▸ What is expected:
Of the lines in these entries, how many contain the string "this"? Give the number and nothing else.

Dataset items:

========

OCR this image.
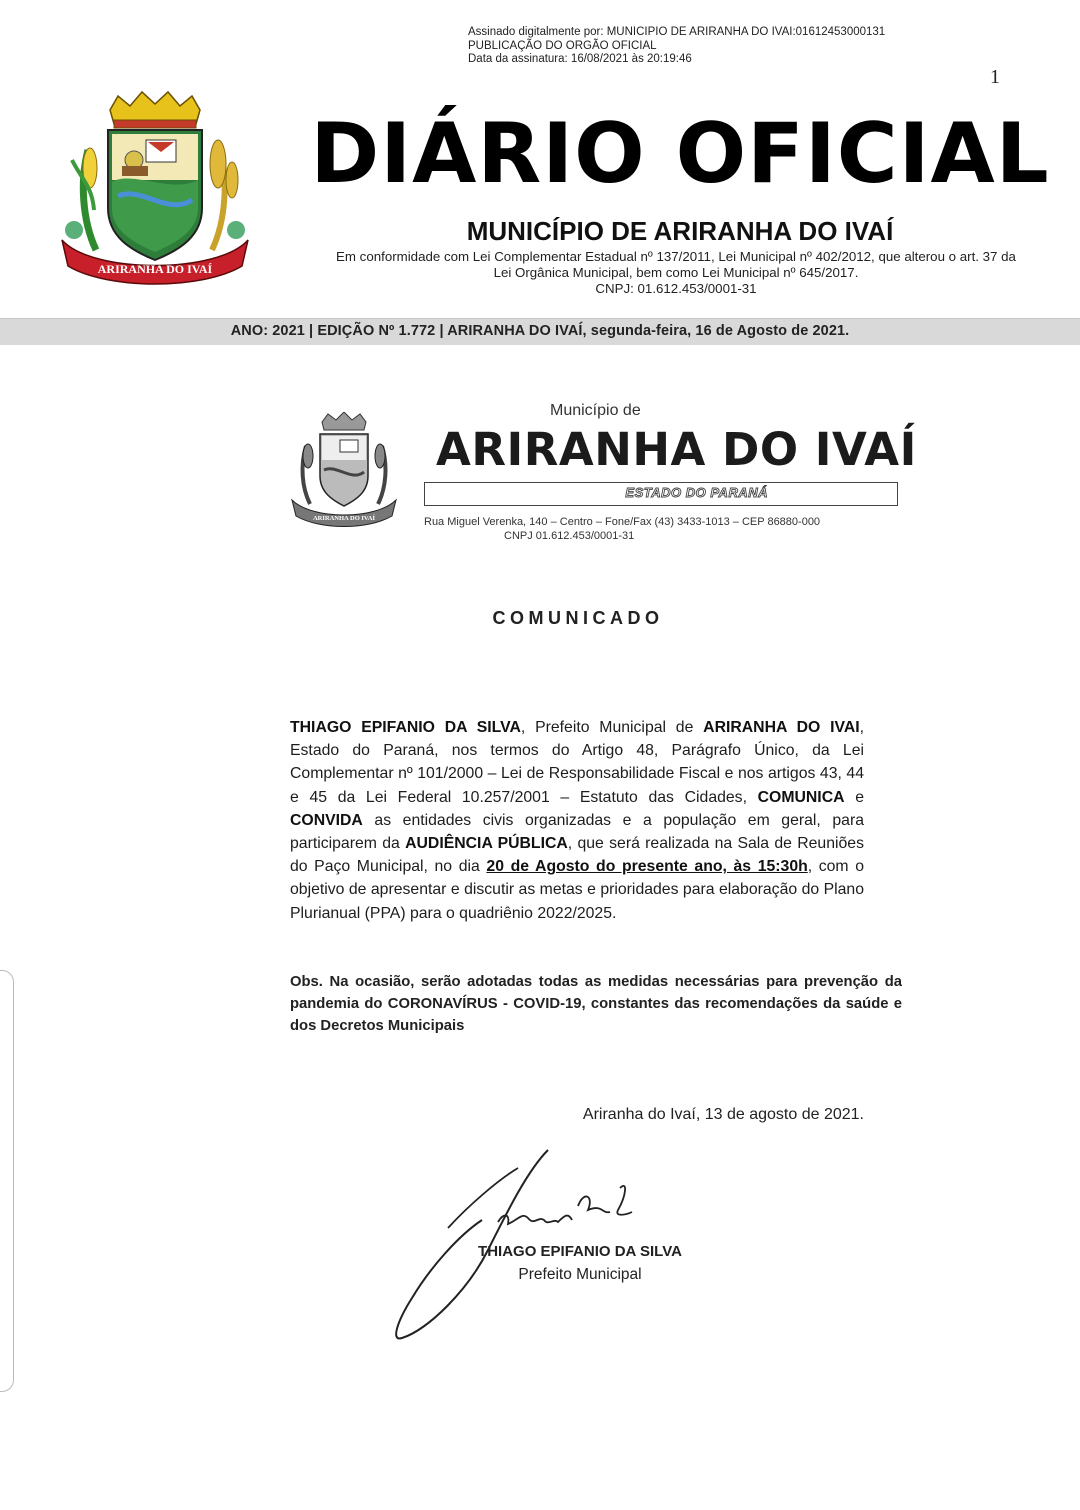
Assinado digitalmente por: MUNICIPIO DE ARIRANHA DO IVAI:01612453000131
PUBLICAÇÃO DO ORGÃO OFICIAL
Data da assinatura: 16/08/2021 às 20:19:46
1
ARIRANHA DO IVAÍ
DIÁRIO OFICIAL
MUNICÍPIO DE ARIRANHA DO IVAÍ
Em conformidade com Lei Complementar Estadual nº 137/2011, Lei Municipal nº 402/2012, que alterou o art. 37 da
Lei Orgânica Municipal, bem como Lei Municipal nº 645/2017.
CNPJ: 01.612.453/0001-31
ANO: 2021 | EDIÇÃO Nº 1.772 | ARIRANHA DO IVAÍ, segunda-feira, 16 de Agosto de 2021.
ARIRANHA DO IVAÍ
Município de
ARIRANHA DO IVAÍ
ESTADO DO PARANÁ
Rua Miguel Verenka, 140 – Centro – Fone/Fax (43) 3433-1013 – CEP 86880-000
CNPJ 01.612.453/0001-31
COMUNICADO
THIAGO EPIFANIO DA SILVA, Prefeito Municipal de ARIRANHA DO IVAI, Estado do Paraná, nos termos do Artigo 48, Parágrafo Único, da Lei Complementar nº 101/2000 – Lei de Responsabilidade Fiscal e nos artigos 43, 44 e 45 da Lei Federal 10.257/2001 – Estatuto das Cidades, COMUNICA e CONVIDA as entidades civis organizadas e a população em geral, para participarem da AUDIÊNCIA PÚBLICA, que será realizada na Sala de Reuniões do Paço Municipal, no dia 20 de Agosto do presente ano, às 15:30h, com o objetivo de apresentar e discutir as metas e prioridades para elaboração do Plano Plurianual (PPA) para o quadriênio 2022/2025.
Obs. Na ocasião, serão adotadas todas as medidas necessárias para prevenção da pandemia do CORONAVÍRUS - COVID-19, constantes das recomendações da saúde e dos Decretos Municipais
Ariranha do Ivaí, 13 de agosto de 2021.
THIAGO EPIFANIO DA SILVA
Prefeito Municipal
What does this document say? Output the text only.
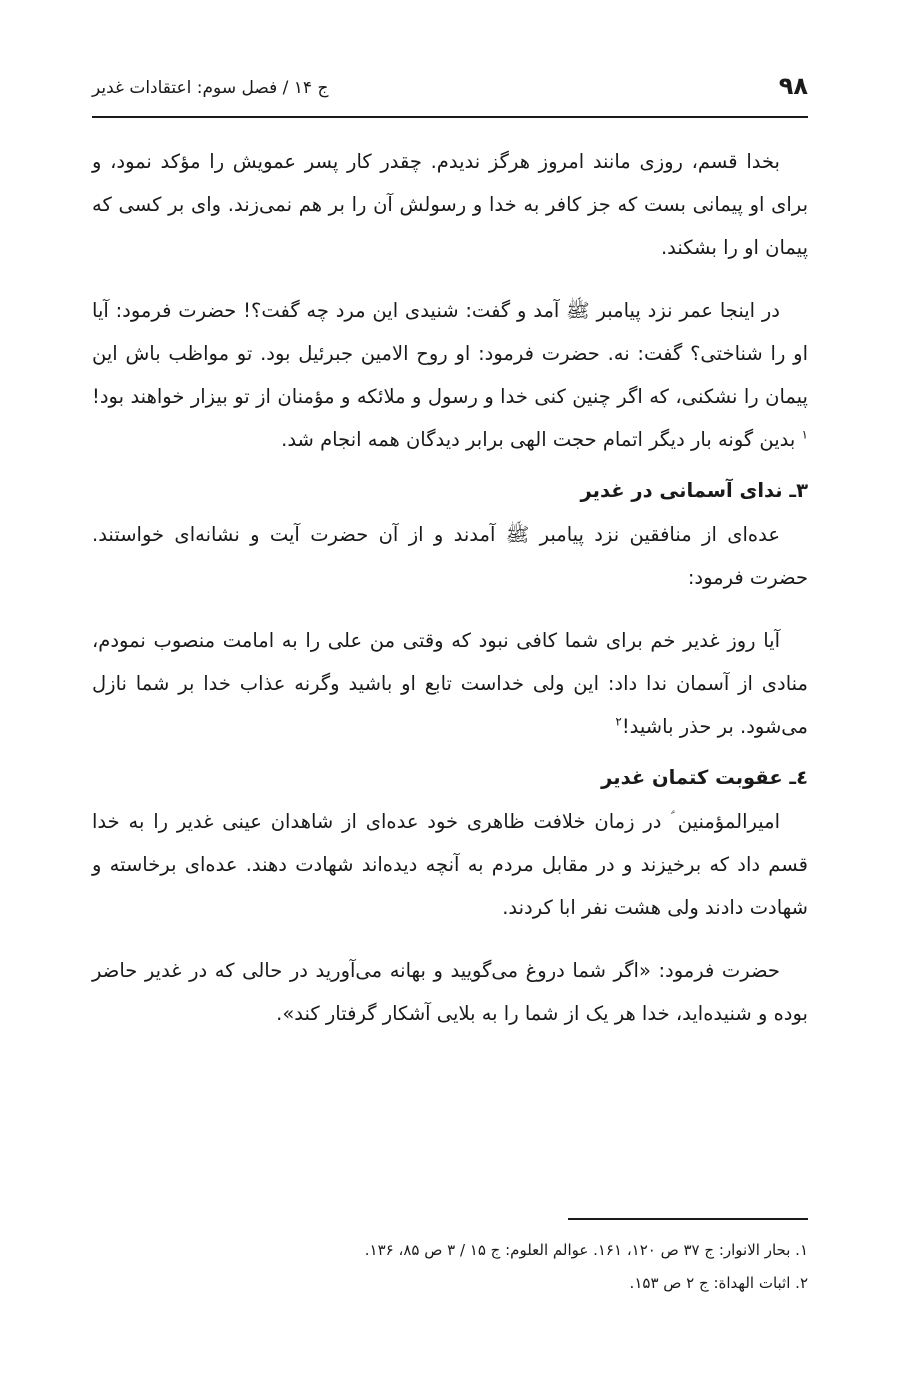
۹۸
ج ۱۴ / فصل سوم: اعتقادات غدیر

بخدا قسم، روزی مانند امروز هرگز ندیدم. چقدر کار پسر عمویش را مؤکد نمود، و برای او پیمانی بست که جز کافر به خدا و رسولش آن را بر هم نمی‌زند. وای بر کسی که پیمان او را بشکند.

در اینجا عمر نزد پیامبر ﷺ آمد و گفت: شنیدی این مرد چه گفت؟! حضرت فرمود: آیا او را شناختی؟ گفت: نه. حضرت فرمود: او روح الامین جبرئیل بود. تو مواظب باش این پیمان را نشکنی، که اگر چنین کنی خدا و رسول و ملائکه و مؤمنان از تو بیزار خواهند بود!$^۱$ بدین گونه بار دیگر اتمام حجت الهی برابر دیدگان همه انجام شد.

۳ـ ندای آسمانی در غدیر

عده‌ای از منافقین نزد پیامبر ﷺ آمدند و از آن حضرت آیت و نشانه‌ای خواستند. حضرت فرمود:

آیا روز غدیر خم برای شما کافی نبود که وقتی من علی را به امامت منصوب نمودم، منادی از آسمان ندا داد: این ولی خداست تابع او باشید وگرنه عذاب خدا بر شما نازل می‌شود. بر حذر باشید!$^۲$

٤ـ عقوبت کتمان غدیر

امیرالمؤمنین ؑ در زمان خلافت ظاهری خود عده‌ای از شاهدان عینی غدیر را به خدا قسم داد که برخیزند و در مقابل مردم به آنچه دیده‌اند شهادت دهند. عده‌ای برخاسته و شهادت دادند ولی هشت نفر ابا کردند.

حضرت فرمود: «اگر شما دروغ می‌گویید و بهانه می‌آورید در حالی که در غدیر حاضر بوده و شنیده‌اید، خدا هر یک از شما را به بلایی آشکار گرفتار کند».

۱. بحار الانوار: ج ۳۷ ص ۱۲۰، ۱۶۱. عوالم العلوم: ج ۱۵ / ۳ ص ۸۵، ۱۳۶.

۲. اثبات الهداة: ج ۲ ص ۱۵۳.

========

▸ The reply:
2